Recorded data ▸
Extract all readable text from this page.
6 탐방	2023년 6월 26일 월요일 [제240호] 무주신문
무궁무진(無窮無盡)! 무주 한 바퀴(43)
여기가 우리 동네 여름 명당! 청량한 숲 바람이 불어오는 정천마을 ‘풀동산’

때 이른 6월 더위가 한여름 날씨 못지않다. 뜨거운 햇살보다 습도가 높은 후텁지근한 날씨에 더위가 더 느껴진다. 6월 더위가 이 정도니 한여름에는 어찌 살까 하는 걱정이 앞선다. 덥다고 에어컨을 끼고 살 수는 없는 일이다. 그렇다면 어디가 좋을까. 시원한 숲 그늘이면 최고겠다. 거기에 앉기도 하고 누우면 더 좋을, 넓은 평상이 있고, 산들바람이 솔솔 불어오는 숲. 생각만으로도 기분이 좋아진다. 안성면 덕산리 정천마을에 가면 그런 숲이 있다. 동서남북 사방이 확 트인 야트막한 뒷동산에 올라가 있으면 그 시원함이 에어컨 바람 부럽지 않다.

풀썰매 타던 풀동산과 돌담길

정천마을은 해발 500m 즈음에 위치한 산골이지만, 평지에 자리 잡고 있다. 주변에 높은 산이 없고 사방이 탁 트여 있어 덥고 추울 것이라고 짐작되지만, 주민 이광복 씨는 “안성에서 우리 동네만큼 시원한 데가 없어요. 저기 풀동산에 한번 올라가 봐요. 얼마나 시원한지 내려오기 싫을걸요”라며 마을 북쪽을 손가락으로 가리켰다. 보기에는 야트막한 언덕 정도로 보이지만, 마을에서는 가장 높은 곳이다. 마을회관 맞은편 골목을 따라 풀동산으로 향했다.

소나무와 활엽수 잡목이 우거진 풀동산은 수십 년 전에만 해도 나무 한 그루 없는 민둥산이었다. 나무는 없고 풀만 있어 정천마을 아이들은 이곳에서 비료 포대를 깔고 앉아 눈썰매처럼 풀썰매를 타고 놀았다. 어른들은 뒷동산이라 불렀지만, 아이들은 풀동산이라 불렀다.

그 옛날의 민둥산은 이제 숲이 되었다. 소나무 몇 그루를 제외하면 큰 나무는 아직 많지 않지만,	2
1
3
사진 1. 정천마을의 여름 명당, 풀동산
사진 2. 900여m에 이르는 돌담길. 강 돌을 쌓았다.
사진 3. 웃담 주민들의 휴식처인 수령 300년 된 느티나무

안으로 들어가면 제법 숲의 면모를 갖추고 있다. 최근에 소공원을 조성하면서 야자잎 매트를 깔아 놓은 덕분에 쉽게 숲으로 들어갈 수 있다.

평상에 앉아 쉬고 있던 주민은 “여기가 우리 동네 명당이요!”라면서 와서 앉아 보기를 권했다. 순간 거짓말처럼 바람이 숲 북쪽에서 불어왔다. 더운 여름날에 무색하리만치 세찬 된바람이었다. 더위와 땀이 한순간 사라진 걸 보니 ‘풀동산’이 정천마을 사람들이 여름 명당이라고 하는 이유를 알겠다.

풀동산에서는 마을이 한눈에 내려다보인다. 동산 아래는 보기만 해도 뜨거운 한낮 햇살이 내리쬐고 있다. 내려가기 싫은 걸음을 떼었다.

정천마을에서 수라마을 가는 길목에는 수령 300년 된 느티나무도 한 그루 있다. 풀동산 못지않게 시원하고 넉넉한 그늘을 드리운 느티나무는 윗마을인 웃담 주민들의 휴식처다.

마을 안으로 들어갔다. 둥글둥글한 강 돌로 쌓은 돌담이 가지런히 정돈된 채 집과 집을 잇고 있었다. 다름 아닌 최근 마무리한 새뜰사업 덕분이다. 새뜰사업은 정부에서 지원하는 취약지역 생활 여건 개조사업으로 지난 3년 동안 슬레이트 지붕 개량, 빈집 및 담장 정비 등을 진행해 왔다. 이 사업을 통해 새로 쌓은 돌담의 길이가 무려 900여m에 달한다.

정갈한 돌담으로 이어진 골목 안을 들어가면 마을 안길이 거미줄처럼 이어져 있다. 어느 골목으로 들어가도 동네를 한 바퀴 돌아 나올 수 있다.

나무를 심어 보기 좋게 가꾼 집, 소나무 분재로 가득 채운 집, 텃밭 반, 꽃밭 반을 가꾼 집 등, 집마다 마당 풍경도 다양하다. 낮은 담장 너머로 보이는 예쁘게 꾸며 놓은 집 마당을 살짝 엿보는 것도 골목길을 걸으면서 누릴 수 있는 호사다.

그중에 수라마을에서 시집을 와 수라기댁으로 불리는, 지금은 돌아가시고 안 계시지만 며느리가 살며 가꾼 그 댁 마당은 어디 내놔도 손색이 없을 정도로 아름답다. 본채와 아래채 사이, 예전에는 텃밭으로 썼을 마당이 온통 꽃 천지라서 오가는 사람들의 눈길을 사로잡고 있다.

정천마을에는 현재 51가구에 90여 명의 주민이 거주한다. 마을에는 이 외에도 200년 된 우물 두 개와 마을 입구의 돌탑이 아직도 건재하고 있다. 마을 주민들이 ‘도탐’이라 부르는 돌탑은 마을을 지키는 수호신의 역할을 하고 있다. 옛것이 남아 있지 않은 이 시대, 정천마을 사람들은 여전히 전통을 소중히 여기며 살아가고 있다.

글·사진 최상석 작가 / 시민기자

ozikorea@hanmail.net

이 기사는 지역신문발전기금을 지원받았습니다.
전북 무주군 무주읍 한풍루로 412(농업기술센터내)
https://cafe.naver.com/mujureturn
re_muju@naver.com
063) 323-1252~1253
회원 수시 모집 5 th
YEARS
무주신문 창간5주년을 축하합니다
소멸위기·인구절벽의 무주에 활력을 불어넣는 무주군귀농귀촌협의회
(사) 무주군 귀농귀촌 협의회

Set exercise ▸
Output each entry precisely as given.

Response to this exercise ▸
Extract all readable text from this page.
6 탐방	2023년 6월 26일 월요일 [제240호] 무주신문
무궁무진(無窮無盡)! 무주 한 바퀴(43)
여기가 우리 동네 여름 명당! 청량한 숲 바람이 불어오는 정천마을 ‘풀동산’

때 이른 6월 더위가 한여름 날씨 못지않다. 뜨거운 햇살보다 습도가 높은 후텁지근한 날씨에 더위가 더 느껴진다. 6월 더위가 이 정도니 한여름에는 어찌 살까 하는 걱정이 앞선다. 덥다고 에어컨을 끼고 살 수는 없는 일이다. 그렇다면 어디가 좋을까. 시원한 숲 그늘이면 최고겠다. 거기에 앉기도 하고 누우면 더 좋을, 넓은 평상이 있고, 산들바람이 솔솔 불어오는 숲. 생각만으로도 기분이 좋아진다. 안성면 덕산리 정천마을에 가면 그런 숲이 있다. 동서남북 사방이 확 트인 야트막한 뒷동산에 올라가 있으면 그 시원함이 에어컨 바람 부럽지 않다.

풀썰매 타던 풀동산과 돌담길

정천마을은 해발 500m 즈음에 위치한 산골이지만, 평지에 자리 잡고 있다. 주변에 높은 산이 없고 사방이 탁 트여 있어 덥고 추울 것이라고 짐작되지만, 주민 이광복 씨는 “안성에서 우리 동네만큼 시원한 데가 없어요. 저기 풀동산에 한번 올라가 봐요. 얼마나 시원한지 내려오기 싫을걸요”라며 마을 북쪽을 손가락으로 가리켰다. 보기에는 야트막한 언덕 정도로 보이지만, 마을에서는 가장 높은 곳이다. 마을회관 맞은편 골목을 따라 풀동산으로 향했다.

소나무와 활엽수 잡목이 우거진 풀동산은 수십 년 전에만 해도 나무 한 그루 없는 민둥산이었다. 나무는 없고 풀만 있어 정천마을 아이들은 이곳에서 비료 포대를 깔고 앉아 눈썰매처럼 풀썰매를 타고 놀았다. 어른들은 뒷동산이라 불렀지만, 아이들은 풀동산이라 불렀다.

그 옛날의 민둥산은 이제 숲이 되었다. 소나무 몇 그루를 제외하면 큰 나무는 아직 많지 않지만,	2
1
3
사진 1. 정천마을의 여름 명당, 풀동산
사진 2. 900여m에 이르는 돌담길. 강 돌을 쌓았다.
사진 3. 웃담 주민들의 휴식처인 수령 300년 된 느티나무

안으로 들어가면 제법 숲의 면모를 갖추고 있다. 최근에 소공원을 조성하면서 야자잎 매트를 깔아 놓은 덕분에 쉽게 숲으로 들어갈 수 있다.

평상에 앉아 쉬고 있던 주민은 “여기가 우리 동네 명당이요!”라면서 와서 앉아 보기를 권했다. 순간 거짓말처럼 바람이 숲 북쪽에서 불어왔다. 더운 여름날에 무색하리만치 세찬 된바람이었다. 더위와 땀이 한순간 사라진 걸 보니 ‘풀동산’이 정천마을 사람들이 여름 명당이라고 하는 이유를 알겠다.

풀동산에서는 마을이 한눈에 내려다보인다. 동산 아래는 보기만 해도 뜨거운 한낮 햇살이 내리쬐고 있다. 내려가기 싫은 걸음을 떼었다.

정천마을에서 수라마을 가는 길목에는 수령 300년 된 느티나무도 한 그루 있다. 풀동산 못지않게 시원하고 넉넉한 그늘을 드리운 느티나무는 윗마을인 웃담 주민들의 휴식처다.

마을 안으로 들어갔다. 둥글둥글한 강 돌로 쌓은 돌담이 가지런히 정돈된 채 집과 집을 잇고 있었다. 다름 아닌 최근 마무리한 새뜰사업 덕분이다. 새뜰사업은 정부에서 지원하는 취약지역 생활 여건 개조사업으로 지난 3년 동안 슬레이트 지붕 개량, 빈집 및 담장 정비 등을 진행해 왔다. 이 사업을 통해 새로 쌓은 돌담의 길이가 무려 900여m에 달한다.

정갈한 돌담으로 이어진 골목 안을 들어가면 마을 안길이 거미줄처럼 이어져 있다. 어느 골목으로 들어가도 동네를 한 바퀴 돌아 나올 수 있다.

나무를 심어 보기 좋게 가꾼 집, 소나무 분재로 가득 채운 집, 텃밭 반, 꽃밭 반을 가꾼 집 등, 집마다 마당 풍경도 다양하다. 낮은 담장 너머로 보이는 예쁘게 꾸며 놓은 집 마당을 살짝 엿보는 것도 골목길을 걸으면서 누릴 수 있는 호사다.

그중에 수라마을에서 시집을 와 수라기댁으로 불리는, 지금은 돌아가시고 안 계시지만 며느리가 살며 가꾼 그 댁 마당은 어디 내놔도 손색이 없을 정도로 아름답다. 본채와 아래채 사이, 예전에는 텃밭으로 썼을 마당이 온통 꽃 천지라서 오가는 사람들의 눈길을 사로잡고 있다.

정천마을에는 현재 51가구에 90여 명의 주민이 거주한다. 마을에는 이 외에도 200년 된 우물 두 개와 마을 입구의 돌탑이 아직도 건재하고 있다. 마을 주민들이 ‘도탐’이라 부르는 돌탑은 마을을 지키는 수호신의 역할을 하고 있다. 옛것이 남아 있지 않은 이 시대, 정천마을 사람들은 여전히 전통을 소중히 여기며 살아가고 있다.

글·사진 최상석 작가 / 시민기자

ozikorea@hanmail.net

이 기사는 지역신문발전기금을 지원받았습니다.
전북 무주군 무주읍 한풍루로 412(농업기술센터내)
https://cafe.naver.com/mujureturn
re_muju@naver.com
063) 323-1252~1253
회원 수시 모집 5 th
YEARS
무주신문 창간5주년을 축하합니다
소멸위기·인구절벽의 무주에 활력을 불어넣는 무주군귀농귀촌협의회
(사) 무주군 귀농귀촌 협의회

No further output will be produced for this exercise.